### The exercise:
Read the data and repeat all of it exactly.

### Data lines:
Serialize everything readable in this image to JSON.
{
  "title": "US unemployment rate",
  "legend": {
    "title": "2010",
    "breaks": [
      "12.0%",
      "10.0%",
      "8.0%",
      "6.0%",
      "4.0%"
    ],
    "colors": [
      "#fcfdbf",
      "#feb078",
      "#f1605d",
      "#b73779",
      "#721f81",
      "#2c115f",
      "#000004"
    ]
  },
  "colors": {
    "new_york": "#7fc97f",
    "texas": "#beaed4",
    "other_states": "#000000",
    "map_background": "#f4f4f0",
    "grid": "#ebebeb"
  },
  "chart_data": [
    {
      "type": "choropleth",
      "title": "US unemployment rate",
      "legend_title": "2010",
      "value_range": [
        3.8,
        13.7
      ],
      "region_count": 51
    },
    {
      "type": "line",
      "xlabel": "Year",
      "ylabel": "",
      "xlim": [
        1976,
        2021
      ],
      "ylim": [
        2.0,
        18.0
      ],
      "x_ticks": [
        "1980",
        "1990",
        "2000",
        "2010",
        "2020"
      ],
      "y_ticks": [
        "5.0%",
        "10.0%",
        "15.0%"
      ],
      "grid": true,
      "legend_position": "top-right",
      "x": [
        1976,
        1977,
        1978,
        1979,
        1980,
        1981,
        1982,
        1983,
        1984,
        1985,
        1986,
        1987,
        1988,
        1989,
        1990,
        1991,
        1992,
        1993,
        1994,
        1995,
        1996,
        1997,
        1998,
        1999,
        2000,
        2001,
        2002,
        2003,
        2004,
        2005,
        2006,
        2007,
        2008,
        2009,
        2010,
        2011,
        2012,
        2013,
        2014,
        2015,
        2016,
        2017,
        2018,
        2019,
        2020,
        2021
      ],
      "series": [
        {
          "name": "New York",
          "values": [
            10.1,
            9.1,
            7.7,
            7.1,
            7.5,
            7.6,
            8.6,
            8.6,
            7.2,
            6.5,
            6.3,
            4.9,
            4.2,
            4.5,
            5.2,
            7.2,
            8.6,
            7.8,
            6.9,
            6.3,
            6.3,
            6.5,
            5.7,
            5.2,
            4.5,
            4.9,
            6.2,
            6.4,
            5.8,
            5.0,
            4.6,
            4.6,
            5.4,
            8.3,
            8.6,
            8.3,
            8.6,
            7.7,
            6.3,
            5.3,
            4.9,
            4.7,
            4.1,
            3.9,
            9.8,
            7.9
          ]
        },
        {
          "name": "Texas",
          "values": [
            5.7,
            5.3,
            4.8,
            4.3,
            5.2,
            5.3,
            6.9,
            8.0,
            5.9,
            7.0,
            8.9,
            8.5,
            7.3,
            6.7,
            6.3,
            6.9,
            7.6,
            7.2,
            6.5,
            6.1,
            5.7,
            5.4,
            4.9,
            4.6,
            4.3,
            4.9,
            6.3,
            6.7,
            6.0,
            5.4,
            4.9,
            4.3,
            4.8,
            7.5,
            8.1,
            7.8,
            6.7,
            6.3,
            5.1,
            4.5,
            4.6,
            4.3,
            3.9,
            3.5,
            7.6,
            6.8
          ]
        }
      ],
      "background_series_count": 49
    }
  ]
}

### Exercise response:
Serialize everything readable in this image to JSON.
{
  "title": "US unemployment rate",
  "legend": {
    "title": "2010",
    "breaks": [
      "12.0%",
      "10.0%",
      "8.0%",
      "6.0%",
      "4.0%"
    ],
    "colors": [
      "#fcfdbf",
      "#feb078",
      "#f1605d",
      "#b73779",
      "#721f81",
      "#2c115f",
      "#000004"
    ]
  },
  "colors": {
    "new_york": "#7fc97f",
    "texas": "#beaed4",
    "other_states": "#000000",
    "map_background": "#f4f4f0",
    "grid": "#ebebeb"
  },
  "chart_data": [
    {
      "type": "choropleth",
      "title": "US unemployment rate",
      "legend_title": "2010",
      "value_range": [
        3.8,
        13.7
      ],
      "region_count": 51
    },
    {
      "type": "line",
      "xlabel": "Year",
      "ylabel": "",
      "xlim": [
        1976,
        2021
      ],
      "ylim": [
        2.0,
        18.0
      ],
      "x_ticks": [
        "1980",
        "1990",
        "2000",
        "2010",
        "2020"
      ],
      "y_ticks": [
        "5.0%",
        "10.0%",
        "15.0%"
      ],
      "grid": true,
      "legend_position": "top-right",
      "x": [
        1976,
        1977,
        1978,
        1979,
        1980,
        1981,
        1982,
        1983,
        1984,
        1985,
        1986,
        1987,
        1988,
        1989,
        1990,
        1991,
        1992,
        1993,
        1994,
        1995,
        1996,
        1997,
        1998,
        1999,
        2000,
        2001,
        2002,
        2003,
        2004,
        2005,
        2006,
        2007,
        2008,
        2009,
        2010,
        2011,
        2012,
        2013,
        2014,
        2015,
        2016,
        2017,
        2018,
        2019,
        2020,
        2021
      ],
      "series": [
        {
          "name": "New York",
          "values": [
            10.1,
            9.1,
            7.7,
            7.1,
            7.5,
            7.6,
            8.6,
            8.6,
            7.2,
            6.5,
            6.3,
            4.9,
            4.2,
            4.5,
            5.2,
            7.2,
            8.6,
            7.8,
            6.9,
            6.3,
            6.3,
            6.5,
            5.7,
            5.2,
            4.5,
            4.9,
            6.2,
            6.4,
            5.8,
            5.0,
            4.6,
            4.6,
            5.4,
            8.3,
            8.6,
            8.3,
            8.6,
            7.7,
            6.3,
            5.3,
            4.9,
            4.7,
            4.1,
            3.9,
            9.8,
            7.9
          ]
        },
        {
          "name": "Texas",
          "values": [
            5.7,
            5.3,
            4.8,
            4.3,
            5.2,
            5.3,
            6.9,
            8.0,
            5.9,
            7.0,
            8.9,
            8.5,
            7.3,
            6.7,
            6.3,
            6.9,
            7.6,
            7.2,
            6.5,
            6.1,
            5.7,
            5.4,
            4.9,
            4.6,
            4.3,
            4.9,
            6.3,
            6.7,
            6.0,
            5.4,
            4.9,
            4.3,
            4.8,
            7.5,
            8.1,
            7.8,
            6.7,
            6.3,
            5.1,
            4.5,
            4.6,
            4.3,
            3.9,
            3.5,
            7.6,
            6.8
          ]
        }
      ],
      "background_series_count": 49
    }
  ]
}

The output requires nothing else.